-- START DATA SUPPLIED --

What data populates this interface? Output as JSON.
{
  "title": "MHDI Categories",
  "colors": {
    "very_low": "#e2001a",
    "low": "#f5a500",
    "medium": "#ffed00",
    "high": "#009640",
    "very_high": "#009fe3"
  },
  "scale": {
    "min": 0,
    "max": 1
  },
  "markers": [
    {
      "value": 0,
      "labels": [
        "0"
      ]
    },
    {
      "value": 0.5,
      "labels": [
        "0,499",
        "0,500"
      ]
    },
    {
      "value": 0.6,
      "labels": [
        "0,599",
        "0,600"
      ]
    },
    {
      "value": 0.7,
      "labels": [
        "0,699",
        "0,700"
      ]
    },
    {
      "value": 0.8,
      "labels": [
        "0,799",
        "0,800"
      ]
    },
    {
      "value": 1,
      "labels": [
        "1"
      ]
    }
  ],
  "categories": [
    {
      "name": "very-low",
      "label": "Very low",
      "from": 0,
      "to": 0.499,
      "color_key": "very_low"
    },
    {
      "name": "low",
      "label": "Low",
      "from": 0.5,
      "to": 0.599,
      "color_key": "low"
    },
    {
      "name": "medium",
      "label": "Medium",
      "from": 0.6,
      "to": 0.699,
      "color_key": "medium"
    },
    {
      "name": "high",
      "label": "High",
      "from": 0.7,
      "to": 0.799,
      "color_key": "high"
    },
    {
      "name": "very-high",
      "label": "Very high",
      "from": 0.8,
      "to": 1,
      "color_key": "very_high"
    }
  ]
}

-- END DATA SUPPLIED --

**PROBLEM DETAILS:** Repeat every line of the material exactly as given.

**RESULT OF THIS EXERCISE:**
What data populates this interface? Output as JSON.
{
  "title": "MHDI Categories",
  "colors": {
    "very_low": "#e2001a",
    "low": "#f5a500",
    "medium": "#ffed00",
    "high": "#009640",
    "very_high": "#009fe3"
  },
  "scale": {
    "min": 0,
    "max": 1
  },
  "markers": [
    {
      "value": 0,
      "labels": [
        "0"
      ]
    },
    {
      "value": 0.5,
      "labels": [
        "0,499",
        "0,500"
      ]
    },
    {
      "value": 0.6,
      "labels": [
        "0,599",
        "0,600"
      ]
    },
    {
      "value": 0.7,
      "labels": [
        "0,699",
        "0,700"
      ]
    },
    {
      "value": 0.8,
      "labels": [
        "0,799",
        "0,800"
      ]
    },
    {
      "value": 1,
      "labels": [
        "1"
      ]
    }
  ],
  "categories": [
    {
      "name": "very-low",
      "label": "Very low",
      "from": 0,
      "to": 0.499,
      "color_key": "very_low"
    },
    {
      "name": "low",
      "label": "Low",
      "from": 0.5,
      "to": 0.599,
      "color_key": "low"
    },
    {
      "name": "medium",
      "label": "Medium",
      "from": 0.6,
      "to": 0.699,
      "color_key": "medium"
    },
    {
      "name": "high",
      "label": "High",
      "from": 0.7,
      "to": 0.799,
      "color_key": "high"
    },
    {
      "name": "very-high",
      "label": "Very high",
      "from": 0.8,
      "to": 1,
      "color_key": "very_high"
    }
  ]
}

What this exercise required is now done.